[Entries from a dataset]
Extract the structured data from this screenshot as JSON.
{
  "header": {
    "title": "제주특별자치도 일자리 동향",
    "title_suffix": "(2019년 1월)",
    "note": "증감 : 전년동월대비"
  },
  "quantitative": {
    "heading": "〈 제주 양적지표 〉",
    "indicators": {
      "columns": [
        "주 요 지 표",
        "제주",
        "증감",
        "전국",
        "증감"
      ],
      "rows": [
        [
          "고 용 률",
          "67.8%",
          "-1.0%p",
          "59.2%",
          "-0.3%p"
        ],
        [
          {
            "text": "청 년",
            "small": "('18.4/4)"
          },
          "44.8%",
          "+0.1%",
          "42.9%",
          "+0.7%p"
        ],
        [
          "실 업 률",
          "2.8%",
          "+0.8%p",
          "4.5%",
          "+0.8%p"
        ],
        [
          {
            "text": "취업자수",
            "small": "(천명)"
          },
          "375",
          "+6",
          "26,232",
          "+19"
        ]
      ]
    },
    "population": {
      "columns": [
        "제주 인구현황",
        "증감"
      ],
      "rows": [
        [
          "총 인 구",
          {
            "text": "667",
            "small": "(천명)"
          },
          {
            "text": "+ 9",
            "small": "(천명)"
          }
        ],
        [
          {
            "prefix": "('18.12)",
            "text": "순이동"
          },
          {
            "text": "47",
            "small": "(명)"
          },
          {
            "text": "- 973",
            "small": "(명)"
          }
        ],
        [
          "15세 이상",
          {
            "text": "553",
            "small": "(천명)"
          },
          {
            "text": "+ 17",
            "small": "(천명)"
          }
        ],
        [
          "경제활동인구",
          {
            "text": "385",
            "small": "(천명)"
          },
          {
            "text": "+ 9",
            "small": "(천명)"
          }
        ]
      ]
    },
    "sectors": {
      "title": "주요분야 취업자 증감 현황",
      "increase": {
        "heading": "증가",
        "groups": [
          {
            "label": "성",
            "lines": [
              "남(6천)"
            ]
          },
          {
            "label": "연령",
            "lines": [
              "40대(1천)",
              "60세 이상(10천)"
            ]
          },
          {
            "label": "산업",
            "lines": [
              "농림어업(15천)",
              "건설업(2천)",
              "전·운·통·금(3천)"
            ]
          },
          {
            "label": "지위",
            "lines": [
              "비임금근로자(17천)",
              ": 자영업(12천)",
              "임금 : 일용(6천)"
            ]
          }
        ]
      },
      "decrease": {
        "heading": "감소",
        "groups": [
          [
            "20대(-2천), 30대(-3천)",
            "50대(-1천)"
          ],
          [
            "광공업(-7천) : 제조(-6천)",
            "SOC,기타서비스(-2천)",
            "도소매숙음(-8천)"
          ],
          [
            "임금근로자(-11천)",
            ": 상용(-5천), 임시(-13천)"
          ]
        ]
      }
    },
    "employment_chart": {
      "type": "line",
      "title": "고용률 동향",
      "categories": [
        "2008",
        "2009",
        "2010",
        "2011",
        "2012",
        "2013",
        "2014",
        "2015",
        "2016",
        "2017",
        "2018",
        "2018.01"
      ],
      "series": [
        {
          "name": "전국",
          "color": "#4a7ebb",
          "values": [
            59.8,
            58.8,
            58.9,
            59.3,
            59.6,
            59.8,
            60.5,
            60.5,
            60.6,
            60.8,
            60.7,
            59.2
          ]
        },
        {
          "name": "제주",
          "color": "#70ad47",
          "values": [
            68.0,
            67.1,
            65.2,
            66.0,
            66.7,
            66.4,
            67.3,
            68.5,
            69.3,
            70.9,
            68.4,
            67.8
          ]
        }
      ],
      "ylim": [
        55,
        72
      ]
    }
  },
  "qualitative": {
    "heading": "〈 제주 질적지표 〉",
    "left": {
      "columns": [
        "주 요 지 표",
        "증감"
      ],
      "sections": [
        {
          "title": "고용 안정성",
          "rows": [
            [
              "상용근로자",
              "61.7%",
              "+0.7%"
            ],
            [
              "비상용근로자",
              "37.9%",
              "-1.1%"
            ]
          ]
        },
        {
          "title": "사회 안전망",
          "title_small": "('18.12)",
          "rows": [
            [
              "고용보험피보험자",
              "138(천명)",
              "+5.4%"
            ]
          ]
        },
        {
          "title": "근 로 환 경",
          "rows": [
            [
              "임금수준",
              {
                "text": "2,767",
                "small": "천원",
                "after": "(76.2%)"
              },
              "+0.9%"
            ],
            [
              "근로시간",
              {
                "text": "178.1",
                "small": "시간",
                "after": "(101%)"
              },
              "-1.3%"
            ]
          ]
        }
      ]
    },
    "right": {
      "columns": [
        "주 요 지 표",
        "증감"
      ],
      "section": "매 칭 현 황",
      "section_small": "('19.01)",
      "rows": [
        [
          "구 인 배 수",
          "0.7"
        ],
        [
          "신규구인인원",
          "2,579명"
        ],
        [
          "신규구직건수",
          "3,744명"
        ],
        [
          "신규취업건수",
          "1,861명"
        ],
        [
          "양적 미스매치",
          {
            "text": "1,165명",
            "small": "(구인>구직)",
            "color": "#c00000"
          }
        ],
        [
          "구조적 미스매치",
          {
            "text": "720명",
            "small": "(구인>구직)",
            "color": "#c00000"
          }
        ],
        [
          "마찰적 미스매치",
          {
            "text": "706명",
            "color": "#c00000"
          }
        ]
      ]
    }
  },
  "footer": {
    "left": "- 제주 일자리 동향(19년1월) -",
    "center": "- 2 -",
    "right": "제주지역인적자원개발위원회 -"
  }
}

**GOAL**:
Reproduce every line of the data verbatim.

**REPLY TO THE EXERCISE**:
Extract the structured data from this screenshot as JSON.
{
  "header": {
    "title": "제주특별자치도 일자리 동향",
    "title_suffix": "(2019년 1월)",
    "note": "증감 : 전년동월대비"
  },
  "quantitative": {
    "heading": "〈 제주 양적지표 〉",
    "indicators": {
      "columns": [
        "주 요 지 표",
        "제주",
        "증감",
        "전국",
        "증감"
      ],
      "rows": [
        [
          "고 용 률",
          "67.8%",
          "-1.0%p",
          "59.2%",
          "-0.3%p"
        ],
        [
          {
            "text": "청 년",
            "small": "('18.4/4)"
          },
          "44.8%",
          "+0.1%",
          "42.9%",
          "+0.7%p"
        ],
        [
          "실 업 률",
          "2.8%",
          "+0.8%p",
          "4.5%",
          "+0.8%p"
        ],
        [
          {
            "text": "취업자수",
            "small": "(천명)"
          },
          "375",
          "+6",
          "26,232",
          "+19"
        ]
      ]
    },
    "population": {
      "columns": [
        "제주 인구현황",
        "증감"
      ],
      "rows": [
        [
          "총 인 구",
          {
            "text": "667",
            "small": "(천명)"
          },
          {
            "text": "+ 9",
            "small": "(천명)"
          }
        ],
        [
          {
            "prefix": "('18.12)",
            "text": "순이동"
          },
          {
            "text": "47",
            "small": "(명)"
          },
          {
            "text": "- 973",
            "small": "(명)"
          }
        ],
        [
          "15세 이상",
          {
            "text": "553",
            "small": "(천명)"
          },
          {
            "text": "+ 17",
            "small": "(천명)"
          }
        ],
        [
          "경제활동인구",
          {
            "text": "385",
            "small": "(천명)"
          },
          {
            "text": "+ 9",
            "small": "(천명)"
          }
        ]
      ]
    },
    "sectors": {
      "title": "주요분야 취업자 증감 현황",
      "increase": {
        "heading": "증가",
        "groups": [
          {
            "label": "성",
            "lines": [
              "남(6천)"
            ]
          },
          {
            "label": "연령",
            "lines": [
              "40대(1천)",
              "60세 이상(10천)"
            ]
          },
          {
            "label": "산업",
            "lines": [
              "농림어업(15천)",
              "건설업(2천)",
              "전·운·통·금(3천)"
            ]
          },
          {
            "label": "지위",
            "lines": [
              "비임금근로자(17천)",
              ": 자영업(12천)",
              "임금 : 일용(6천)"
            ]
          }
        ]
      },
      "decrease": {
        "heading": "감소",
        "groups": [
          [
            "20대(-2천), 30대(-3천)",
            "50대(-1천)"
          ],
          [
            "광공업(-7천) : 제조(-6천)",
            "SOC,기타서비스(-2천)",
            "도소매숙음(-8천)"
          ],
          [
            "임금근로자(-11천)",
            ": 상용(-5천), 임시(-13천)"
          ]
        ]
      }
    },
    "employment_chart": {
      "type": "line",
      "title": "고용률 동향",
      "categories": [
        "2008",
        "2009",
        "2010",
        "2011",
        "2012",
        "2013",
        "2014",
        "2015",
        "2016",
        "2017",
        "2018",
        "2018.01"
      ],
      "series": [
        {
          "name": "전국",
          "color": "#4a7ebb",
          "values": [
            59.8,
            58.8,
            58.9,
            59.3,
            59.6,
            59.8,
            60.5,
            60.5,
            60.6,
            60.8,
            60.7,
            59.2
          ]
        },
        {
          "name": "제주",
          "color": "#70ad47",
          "values": [
            68.0,
            67.1,
            65.2,
            66.0,
            66.7,
            66.4,
            67.3,
            68.5,
            69.3,
            70.9,
            68.4,
            67.8
          ]
        }
      ],
      "ylim": [
        55,
        72
      ]
    }
  },
  "qualitative": {
    "heading": "〈 제주 질적지표 〉",
    "left": {
      "columns": [
        "주 요 지 표",
        "증감"
      ],
      "sections": [
        {
          "title": "고용 안정성",
          "rows": [
            [
              "상용근로자",
              "61.7%",
              "+0.7%"
            ],
            [
              "비상용근로자",
              "37.9%",
              "-1.1%"
            ]
          ]
        },
        {
          "title": "사회 안전망",
          "title_small": "('18.12)",
          "rows": [
            [
              "고용보험피보험자",
              "138(천명)",
              "+5.4%"
            ]
          ]
        },
        {
          "title": "근 로 환 경",
          "rows": [
            [
              "임금수준",
              {
                "text": "2,767",
                "small": "천원",
                "after": "(76.2%)"
              },
              "+0.9%"
            ],
            [
              "근로시간",
              {
                "text": "178.1",
                "small": "시간",
                "after": "(101%)"
              },
              "-1.3%"
            ]
          ]
        }
      ]
    },
    "right": {
      "columns": [
        "주 요 지 표",
        "증감"
      ],
      "section": "매 칭 현 황",
      "section_small": "('19.01)",
      "rows": [
        [
          "구 인 배 수",
          "0.7"
        ],
        [
          "신규구인인원",
          "2,579명"
        ],
        [
          "신규구직건수",
          "3,744명"
        ],
        [
          "신규취업건수",
          "1,861명"
        ],
        [
          "양적 미스매치",
          {
            "text": "1,165명",
            "small": "(구인>구직)",
            "color": "#c00000"
          }
        ],
        [
          "구조적 미스매치",
          {
            "text": "720명",
            "small": "(구인>구직)",
            "color": "#c00000"
          }
        ],
        [
          "마찰적 미스매치",
          {
            "text": "706명",
            "color": "#c00000"
          }
        ]
      ]
    }
  },
  "footer": {
    "left": "- 제주 일자리 동향(19년1월) -",
    "center": "- 2 -",
    "right": "제주지역인적자원개발위원회 -"
  }
}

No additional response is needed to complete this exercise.